_GIVEN TASK_
Exactly as they appear, output all of the records. Skip any images.
#####
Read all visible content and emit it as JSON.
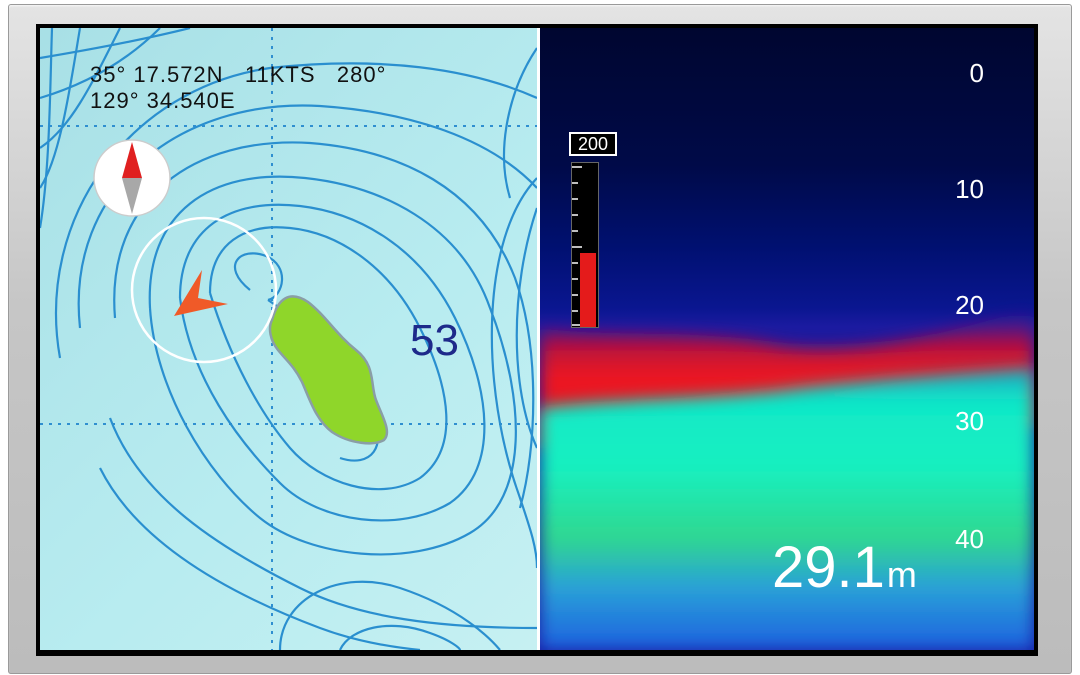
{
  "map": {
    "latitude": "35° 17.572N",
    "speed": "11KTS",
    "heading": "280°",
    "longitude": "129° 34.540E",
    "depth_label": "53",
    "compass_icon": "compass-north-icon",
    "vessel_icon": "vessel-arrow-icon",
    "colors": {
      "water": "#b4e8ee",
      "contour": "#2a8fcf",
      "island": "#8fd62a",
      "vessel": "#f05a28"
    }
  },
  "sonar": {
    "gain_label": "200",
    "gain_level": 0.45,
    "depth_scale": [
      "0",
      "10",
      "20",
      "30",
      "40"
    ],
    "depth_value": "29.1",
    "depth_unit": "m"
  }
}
#####
_IN RESPONSE_
Read all visible content and emit it as JSON.
{
  "map": {
    "latitude": "35° 17.572N",
    "speed": "11KTS",
    "heading": "280°",
    "longitude": "129° 34.540E",
    "depth_label": "53",
    "compass_icon": "compass-north-icon",
    "vessel_icon": "vessel-arrow-icon",
    "colors": {
      "water": "#b4e8ee",
      "contour": "#2a8fcf",
      "island": "#8fd62a",
      "vessel": "#f05a28"
    }
  },
  "sonar": {
    "gain_label": "200",
    "gain_level": 0.45,
    "depth_scale": [
      "0",
      "10",
      "20",
      "30",
      "40"
    ],
    "depth_value": "29.1",
    "depth_unit": "m"
  }
}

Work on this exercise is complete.